### [Given task]
Every line below that contains "this" is to be copied.

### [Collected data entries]
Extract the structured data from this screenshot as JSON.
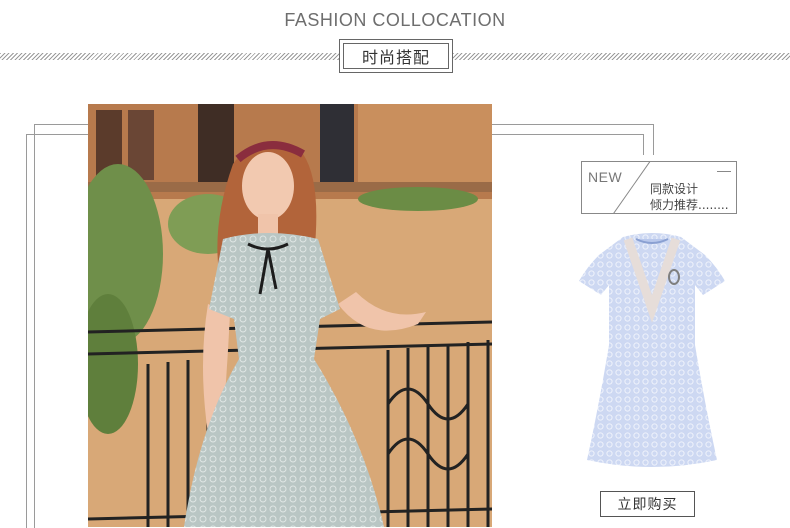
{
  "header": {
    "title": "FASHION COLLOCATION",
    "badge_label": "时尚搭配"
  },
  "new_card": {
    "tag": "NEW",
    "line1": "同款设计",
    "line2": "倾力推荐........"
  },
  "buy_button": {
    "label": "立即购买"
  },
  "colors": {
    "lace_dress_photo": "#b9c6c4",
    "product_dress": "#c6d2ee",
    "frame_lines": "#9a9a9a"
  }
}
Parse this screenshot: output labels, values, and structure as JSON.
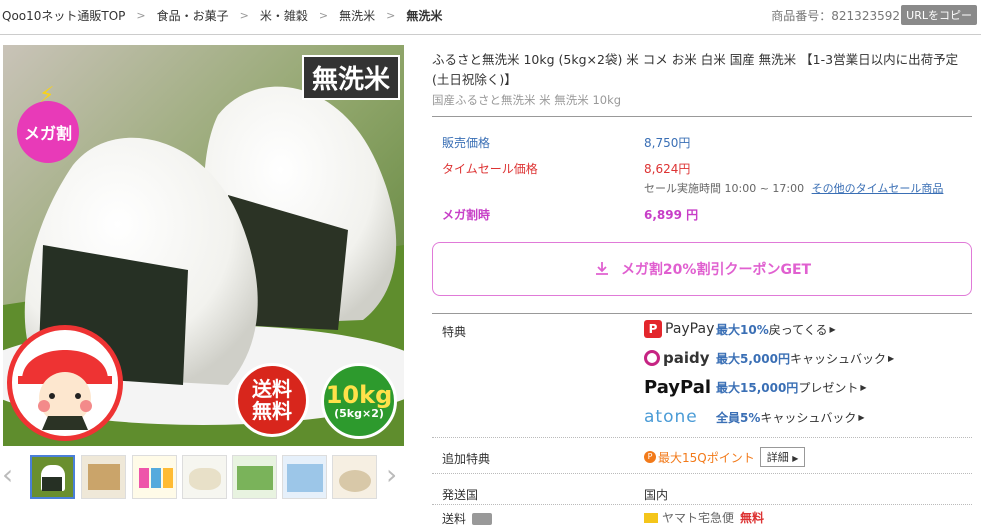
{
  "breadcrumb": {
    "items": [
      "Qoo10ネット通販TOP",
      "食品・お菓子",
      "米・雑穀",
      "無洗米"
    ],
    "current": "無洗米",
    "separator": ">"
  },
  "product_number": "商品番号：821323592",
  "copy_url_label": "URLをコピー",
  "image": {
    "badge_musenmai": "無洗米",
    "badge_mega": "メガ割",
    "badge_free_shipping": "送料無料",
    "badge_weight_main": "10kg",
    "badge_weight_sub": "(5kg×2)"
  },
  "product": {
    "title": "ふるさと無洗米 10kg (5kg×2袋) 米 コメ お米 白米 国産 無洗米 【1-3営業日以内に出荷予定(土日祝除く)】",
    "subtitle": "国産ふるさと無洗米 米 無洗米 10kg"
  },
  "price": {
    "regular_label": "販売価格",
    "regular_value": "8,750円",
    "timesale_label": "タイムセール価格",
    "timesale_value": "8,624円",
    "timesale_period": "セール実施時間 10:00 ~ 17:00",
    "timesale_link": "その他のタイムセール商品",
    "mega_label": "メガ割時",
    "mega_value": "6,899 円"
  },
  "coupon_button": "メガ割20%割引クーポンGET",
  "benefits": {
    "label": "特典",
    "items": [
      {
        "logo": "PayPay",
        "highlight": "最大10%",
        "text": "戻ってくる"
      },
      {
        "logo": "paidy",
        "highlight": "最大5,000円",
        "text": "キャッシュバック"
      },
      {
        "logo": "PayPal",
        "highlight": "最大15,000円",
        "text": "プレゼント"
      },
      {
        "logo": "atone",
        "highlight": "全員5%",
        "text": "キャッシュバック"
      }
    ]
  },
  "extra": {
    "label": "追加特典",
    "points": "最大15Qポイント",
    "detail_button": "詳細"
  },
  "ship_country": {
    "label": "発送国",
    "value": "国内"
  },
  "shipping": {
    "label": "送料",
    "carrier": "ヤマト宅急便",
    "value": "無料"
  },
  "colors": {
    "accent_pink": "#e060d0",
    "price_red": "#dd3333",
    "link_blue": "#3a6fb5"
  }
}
---
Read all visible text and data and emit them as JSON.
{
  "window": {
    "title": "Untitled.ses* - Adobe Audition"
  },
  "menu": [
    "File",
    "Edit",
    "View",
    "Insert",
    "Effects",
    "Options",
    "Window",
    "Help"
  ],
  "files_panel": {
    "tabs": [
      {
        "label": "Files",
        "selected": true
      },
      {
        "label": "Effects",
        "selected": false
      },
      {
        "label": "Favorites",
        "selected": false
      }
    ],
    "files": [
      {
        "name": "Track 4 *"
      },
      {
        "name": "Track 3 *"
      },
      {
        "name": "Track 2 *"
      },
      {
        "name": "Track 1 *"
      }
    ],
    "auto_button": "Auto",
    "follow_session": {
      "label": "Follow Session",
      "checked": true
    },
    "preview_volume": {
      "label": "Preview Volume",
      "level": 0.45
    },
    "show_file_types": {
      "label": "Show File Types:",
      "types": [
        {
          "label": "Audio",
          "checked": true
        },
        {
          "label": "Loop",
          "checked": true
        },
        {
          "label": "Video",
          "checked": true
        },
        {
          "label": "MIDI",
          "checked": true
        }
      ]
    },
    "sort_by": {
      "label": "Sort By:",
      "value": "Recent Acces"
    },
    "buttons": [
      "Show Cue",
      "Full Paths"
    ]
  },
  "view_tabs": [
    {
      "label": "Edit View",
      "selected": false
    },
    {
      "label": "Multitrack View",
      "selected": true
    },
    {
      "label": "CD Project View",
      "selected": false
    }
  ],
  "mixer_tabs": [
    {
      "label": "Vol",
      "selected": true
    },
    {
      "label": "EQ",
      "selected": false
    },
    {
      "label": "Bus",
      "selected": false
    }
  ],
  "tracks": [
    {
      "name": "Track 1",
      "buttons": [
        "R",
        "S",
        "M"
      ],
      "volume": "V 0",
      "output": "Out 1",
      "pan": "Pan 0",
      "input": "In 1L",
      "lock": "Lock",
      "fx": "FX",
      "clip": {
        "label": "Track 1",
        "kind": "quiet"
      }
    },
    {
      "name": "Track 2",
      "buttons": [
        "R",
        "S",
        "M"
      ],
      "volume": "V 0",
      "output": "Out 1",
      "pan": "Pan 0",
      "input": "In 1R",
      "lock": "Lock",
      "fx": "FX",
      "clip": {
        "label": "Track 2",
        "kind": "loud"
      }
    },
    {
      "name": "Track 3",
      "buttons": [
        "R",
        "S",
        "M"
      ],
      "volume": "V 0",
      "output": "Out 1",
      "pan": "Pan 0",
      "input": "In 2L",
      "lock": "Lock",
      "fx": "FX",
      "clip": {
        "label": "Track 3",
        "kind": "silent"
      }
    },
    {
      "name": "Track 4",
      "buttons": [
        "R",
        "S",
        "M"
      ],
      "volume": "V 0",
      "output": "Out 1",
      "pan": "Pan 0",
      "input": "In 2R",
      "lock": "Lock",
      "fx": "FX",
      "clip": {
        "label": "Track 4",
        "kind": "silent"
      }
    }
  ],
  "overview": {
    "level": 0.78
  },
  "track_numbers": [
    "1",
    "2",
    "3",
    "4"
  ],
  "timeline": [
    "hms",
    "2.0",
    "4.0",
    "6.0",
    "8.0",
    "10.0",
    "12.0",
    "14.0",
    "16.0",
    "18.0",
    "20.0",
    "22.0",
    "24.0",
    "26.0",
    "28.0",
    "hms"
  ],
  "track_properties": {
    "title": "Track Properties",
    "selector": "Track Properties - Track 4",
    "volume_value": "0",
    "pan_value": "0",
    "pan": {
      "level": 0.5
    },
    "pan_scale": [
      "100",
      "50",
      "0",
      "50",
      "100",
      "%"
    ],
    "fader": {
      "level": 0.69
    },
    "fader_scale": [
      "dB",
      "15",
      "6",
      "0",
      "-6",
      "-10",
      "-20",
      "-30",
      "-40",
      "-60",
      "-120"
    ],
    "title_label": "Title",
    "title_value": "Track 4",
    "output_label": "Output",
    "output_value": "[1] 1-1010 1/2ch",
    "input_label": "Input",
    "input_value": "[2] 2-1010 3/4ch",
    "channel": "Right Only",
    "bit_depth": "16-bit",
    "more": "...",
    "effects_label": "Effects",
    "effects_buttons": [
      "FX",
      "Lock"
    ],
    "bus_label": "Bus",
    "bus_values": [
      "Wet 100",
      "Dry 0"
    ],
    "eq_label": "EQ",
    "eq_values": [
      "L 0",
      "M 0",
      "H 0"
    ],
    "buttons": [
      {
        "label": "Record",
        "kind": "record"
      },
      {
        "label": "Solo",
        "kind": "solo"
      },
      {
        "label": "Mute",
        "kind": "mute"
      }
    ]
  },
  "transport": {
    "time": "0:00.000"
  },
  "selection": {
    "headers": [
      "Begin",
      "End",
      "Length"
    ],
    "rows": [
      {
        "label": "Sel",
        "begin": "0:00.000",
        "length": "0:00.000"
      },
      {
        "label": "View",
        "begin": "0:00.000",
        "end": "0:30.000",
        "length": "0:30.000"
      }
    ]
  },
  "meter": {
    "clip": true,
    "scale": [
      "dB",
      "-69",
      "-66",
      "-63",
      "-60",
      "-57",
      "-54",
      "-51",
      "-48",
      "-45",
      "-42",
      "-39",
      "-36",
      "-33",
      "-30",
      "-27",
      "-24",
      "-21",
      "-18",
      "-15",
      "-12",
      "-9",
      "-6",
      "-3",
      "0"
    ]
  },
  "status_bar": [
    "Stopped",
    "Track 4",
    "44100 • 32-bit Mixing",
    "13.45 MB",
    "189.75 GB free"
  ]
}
--
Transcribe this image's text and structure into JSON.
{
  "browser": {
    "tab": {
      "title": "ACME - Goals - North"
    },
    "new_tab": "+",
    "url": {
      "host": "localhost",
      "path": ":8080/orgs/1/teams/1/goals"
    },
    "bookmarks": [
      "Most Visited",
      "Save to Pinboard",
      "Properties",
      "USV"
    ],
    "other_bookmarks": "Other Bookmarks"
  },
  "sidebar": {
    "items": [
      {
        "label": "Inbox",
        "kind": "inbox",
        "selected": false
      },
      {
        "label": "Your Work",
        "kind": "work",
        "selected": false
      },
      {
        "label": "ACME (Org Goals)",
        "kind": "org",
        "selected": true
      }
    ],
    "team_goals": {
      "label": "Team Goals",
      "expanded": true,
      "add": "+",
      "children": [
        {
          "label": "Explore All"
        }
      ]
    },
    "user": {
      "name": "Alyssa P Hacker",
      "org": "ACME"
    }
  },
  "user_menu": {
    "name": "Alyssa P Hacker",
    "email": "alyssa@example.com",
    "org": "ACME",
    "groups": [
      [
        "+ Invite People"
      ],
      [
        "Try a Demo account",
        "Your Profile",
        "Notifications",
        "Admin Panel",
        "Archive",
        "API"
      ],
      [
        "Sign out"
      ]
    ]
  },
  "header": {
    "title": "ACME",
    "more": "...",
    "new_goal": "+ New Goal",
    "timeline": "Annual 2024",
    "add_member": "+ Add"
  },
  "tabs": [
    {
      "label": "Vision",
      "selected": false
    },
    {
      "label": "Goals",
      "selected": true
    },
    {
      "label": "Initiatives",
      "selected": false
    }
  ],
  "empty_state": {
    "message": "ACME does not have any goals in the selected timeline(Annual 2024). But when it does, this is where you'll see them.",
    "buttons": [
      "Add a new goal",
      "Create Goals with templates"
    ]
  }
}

### [Task solution]
Extract the structured data from this screenshot as JSON.
Parse this screenshot: output labels, values, and structure as JSON.
Transcribe this image's text and structure into JSON.
    "message": "ACME does not have any goals in the selected timeline(Annual 2024). But when it does, this is where you'll see them.",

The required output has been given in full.